Task prompt:
Scan the entries for the string "What" and give the number of lines that have it, nothing further.

* begin Input records *

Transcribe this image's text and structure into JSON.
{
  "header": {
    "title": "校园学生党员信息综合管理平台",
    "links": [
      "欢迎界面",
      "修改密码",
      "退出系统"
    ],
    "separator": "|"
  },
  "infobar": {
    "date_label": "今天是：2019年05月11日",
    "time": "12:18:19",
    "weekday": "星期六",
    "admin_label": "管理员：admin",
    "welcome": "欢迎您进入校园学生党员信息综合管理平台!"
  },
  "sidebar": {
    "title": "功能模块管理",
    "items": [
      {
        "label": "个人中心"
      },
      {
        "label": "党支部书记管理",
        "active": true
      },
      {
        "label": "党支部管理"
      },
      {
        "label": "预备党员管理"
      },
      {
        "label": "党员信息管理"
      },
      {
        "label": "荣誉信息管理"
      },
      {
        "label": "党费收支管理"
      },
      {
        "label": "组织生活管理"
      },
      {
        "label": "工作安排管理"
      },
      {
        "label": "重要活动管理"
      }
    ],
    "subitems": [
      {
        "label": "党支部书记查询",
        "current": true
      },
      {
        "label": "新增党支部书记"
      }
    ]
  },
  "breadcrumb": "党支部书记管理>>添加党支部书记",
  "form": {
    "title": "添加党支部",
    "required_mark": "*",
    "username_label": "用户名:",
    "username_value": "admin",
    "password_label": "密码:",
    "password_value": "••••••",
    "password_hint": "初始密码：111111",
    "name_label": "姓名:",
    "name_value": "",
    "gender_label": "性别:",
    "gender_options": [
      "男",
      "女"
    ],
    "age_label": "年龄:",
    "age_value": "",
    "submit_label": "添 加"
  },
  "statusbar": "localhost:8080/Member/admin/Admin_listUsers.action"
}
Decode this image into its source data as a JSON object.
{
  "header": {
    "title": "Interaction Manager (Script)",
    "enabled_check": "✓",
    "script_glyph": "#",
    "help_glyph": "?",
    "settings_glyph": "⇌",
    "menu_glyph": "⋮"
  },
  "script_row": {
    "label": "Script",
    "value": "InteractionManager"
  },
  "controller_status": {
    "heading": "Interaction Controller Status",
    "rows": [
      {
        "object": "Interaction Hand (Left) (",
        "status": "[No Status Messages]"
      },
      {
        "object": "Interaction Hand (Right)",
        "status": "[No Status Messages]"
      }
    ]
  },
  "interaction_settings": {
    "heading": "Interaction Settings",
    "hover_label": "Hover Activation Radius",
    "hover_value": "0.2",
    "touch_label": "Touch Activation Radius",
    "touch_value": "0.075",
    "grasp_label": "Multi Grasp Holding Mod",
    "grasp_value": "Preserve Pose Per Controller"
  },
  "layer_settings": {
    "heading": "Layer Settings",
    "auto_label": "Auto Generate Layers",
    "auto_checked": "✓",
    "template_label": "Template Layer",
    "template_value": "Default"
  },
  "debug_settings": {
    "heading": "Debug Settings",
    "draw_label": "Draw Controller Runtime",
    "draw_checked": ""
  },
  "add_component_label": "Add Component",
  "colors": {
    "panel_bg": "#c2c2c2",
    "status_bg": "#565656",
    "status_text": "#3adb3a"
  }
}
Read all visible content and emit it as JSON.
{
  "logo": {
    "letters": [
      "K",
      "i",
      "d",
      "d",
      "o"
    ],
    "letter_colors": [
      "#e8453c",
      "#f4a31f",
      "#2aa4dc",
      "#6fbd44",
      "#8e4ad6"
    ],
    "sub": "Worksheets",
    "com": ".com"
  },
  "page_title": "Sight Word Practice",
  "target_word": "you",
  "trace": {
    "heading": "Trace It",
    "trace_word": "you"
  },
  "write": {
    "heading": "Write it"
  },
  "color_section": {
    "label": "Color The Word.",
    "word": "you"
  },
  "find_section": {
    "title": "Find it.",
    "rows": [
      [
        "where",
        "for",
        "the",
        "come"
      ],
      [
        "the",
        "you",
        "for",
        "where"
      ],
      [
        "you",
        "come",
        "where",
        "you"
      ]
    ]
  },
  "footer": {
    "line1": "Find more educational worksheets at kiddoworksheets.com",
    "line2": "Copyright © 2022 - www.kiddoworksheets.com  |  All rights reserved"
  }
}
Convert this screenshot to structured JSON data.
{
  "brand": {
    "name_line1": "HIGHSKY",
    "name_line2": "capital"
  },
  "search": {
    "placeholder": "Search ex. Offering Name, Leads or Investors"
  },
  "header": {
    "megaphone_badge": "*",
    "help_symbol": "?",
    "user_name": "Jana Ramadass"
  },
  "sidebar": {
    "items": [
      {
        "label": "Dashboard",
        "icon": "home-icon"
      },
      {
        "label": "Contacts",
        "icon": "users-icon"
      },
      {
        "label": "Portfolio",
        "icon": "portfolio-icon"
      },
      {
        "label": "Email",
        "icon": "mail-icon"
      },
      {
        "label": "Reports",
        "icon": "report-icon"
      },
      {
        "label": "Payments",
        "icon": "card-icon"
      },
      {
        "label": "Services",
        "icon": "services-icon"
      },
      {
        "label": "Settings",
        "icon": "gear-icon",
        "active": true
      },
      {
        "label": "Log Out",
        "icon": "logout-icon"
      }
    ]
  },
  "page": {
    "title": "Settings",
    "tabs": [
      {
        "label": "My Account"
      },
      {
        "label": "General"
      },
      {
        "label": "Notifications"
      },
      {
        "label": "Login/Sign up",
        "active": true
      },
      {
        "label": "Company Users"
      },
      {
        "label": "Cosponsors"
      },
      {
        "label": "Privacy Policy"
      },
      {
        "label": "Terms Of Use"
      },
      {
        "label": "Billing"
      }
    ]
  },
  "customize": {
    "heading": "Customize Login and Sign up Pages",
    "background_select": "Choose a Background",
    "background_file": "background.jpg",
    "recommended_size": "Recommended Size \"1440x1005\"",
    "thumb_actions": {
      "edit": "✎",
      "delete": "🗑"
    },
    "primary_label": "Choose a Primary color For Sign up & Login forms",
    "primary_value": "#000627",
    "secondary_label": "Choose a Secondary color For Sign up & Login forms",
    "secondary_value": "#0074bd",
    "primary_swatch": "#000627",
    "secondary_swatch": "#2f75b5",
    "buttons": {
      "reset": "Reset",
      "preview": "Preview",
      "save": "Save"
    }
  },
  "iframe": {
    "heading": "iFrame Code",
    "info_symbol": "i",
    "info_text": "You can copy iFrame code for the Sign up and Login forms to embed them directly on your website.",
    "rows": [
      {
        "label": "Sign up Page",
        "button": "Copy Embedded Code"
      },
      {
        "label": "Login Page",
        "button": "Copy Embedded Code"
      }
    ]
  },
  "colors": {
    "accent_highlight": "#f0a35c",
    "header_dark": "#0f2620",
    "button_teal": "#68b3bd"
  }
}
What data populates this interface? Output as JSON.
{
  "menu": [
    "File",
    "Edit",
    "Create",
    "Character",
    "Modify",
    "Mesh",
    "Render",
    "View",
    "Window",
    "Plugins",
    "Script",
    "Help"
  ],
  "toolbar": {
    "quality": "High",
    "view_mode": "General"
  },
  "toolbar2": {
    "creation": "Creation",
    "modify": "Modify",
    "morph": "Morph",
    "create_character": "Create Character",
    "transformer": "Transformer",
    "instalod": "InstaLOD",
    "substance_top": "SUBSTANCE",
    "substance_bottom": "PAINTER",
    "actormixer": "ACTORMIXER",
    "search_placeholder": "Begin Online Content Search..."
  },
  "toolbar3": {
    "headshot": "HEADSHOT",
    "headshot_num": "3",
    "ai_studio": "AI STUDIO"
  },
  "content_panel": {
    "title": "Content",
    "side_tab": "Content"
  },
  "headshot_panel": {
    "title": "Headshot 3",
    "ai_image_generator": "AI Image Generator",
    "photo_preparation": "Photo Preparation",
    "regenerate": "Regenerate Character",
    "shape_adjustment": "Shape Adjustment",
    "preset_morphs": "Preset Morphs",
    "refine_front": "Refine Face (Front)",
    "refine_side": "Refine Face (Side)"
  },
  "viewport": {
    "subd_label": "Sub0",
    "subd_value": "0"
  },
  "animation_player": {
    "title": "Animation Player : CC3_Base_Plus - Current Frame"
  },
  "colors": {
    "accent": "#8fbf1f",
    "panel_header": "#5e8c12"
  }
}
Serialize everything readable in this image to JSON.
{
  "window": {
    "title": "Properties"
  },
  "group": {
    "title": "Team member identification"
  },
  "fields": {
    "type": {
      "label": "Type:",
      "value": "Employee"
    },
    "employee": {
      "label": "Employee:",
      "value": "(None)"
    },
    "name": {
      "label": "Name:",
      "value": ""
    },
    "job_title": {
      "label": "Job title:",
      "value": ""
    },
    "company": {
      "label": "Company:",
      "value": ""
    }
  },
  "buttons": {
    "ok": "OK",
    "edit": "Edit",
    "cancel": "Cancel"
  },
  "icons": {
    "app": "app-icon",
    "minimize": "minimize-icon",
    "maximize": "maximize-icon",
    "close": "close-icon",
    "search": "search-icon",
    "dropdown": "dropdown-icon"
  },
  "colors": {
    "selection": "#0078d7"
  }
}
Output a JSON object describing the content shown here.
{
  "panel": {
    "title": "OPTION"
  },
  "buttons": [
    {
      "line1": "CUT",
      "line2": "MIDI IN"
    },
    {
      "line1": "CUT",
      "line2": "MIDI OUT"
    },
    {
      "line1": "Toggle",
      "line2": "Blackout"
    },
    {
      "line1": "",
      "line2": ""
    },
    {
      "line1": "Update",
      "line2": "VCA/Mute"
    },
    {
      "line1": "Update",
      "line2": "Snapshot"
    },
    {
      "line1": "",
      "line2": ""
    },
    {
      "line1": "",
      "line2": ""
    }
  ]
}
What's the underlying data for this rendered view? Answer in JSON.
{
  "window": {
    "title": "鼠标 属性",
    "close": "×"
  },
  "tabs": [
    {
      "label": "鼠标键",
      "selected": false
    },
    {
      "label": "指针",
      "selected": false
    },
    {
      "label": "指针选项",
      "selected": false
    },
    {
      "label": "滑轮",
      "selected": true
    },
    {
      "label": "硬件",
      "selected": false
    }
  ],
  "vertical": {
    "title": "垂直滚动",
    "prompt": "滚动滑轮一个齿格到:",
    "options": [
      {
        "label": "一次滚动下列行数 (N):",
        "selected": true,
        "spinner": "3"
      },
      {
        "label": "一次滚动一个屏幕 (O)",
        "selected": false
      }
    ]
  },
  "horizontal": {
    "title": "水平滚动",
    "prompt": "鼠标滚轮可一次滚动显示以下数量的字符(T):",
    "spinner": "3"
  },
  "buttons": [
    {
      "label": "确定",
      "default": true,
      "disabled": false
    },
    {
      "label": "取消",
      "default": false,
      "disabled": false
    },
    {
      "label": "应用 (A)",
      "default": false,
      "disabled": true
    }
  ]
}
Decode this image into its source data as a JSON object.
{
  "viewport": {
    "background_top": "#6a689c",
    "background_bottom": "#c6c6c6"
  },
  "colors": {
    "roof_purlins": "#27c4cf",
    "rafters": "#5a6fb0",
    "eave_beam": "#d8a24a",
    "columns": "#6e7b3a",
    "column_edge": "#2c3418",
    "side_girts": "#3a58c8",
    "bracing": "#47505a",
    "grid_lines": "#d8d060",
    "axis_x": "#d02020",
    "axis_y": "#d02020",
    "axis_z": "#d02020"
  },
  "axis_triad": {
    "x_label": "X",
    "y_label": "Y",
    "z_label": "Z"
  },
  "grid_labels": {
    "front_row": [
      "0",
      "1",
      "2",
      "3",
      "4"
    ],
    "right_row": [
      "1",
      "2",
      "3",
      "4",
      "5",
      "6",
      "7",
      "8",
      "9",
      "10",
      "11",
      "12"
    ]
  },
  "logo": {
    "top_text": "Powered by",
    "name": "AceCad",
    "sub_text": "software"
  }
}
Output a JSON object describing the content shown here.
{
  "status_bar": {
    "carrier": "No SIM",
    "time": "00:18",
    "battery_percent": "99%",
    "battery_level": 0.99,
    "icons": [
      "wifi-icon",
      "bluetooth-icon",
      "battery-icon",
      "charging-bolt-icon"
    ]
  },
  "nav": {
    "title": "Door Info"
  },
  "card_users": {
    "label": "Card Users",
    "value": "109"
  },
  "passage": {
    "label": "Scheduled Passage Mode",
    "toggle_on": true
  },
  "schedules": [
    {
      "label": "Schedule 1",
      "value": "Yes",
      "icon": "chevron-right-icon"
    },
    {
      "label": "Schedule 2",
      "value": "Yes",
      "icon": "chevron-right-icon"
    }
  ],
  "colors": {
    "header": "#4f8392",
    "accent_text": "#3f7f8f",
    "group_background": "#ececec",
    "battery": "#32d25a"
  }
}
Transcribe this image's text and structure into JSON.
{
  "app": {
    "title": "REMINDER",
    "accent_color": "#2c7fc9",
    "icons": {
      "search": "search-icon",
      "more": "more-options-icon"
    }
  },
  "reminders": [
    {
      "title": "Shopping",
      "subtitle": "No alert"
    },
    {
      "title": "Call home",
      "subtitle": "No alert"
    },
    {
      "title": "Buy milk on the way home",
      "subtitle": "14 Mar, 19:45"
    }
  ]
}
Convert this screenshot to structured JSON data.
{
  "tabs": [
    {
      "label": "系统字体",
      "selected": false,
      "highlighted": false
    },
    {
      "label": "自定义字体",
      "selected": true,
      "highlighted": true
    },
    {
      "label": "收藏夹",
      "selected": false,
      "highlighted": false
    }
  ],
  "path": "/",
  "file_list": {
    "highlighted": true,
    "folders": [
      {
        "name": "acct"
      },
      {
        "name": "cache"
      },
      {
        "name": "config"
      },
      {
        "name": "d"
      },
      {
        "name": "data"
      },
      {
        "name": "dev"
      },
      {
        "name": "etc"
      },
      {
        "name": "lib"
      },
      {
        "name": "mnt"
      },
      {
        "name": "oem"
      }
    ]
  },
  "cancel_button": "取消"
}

* end Input records *

Answer to the exercise:
2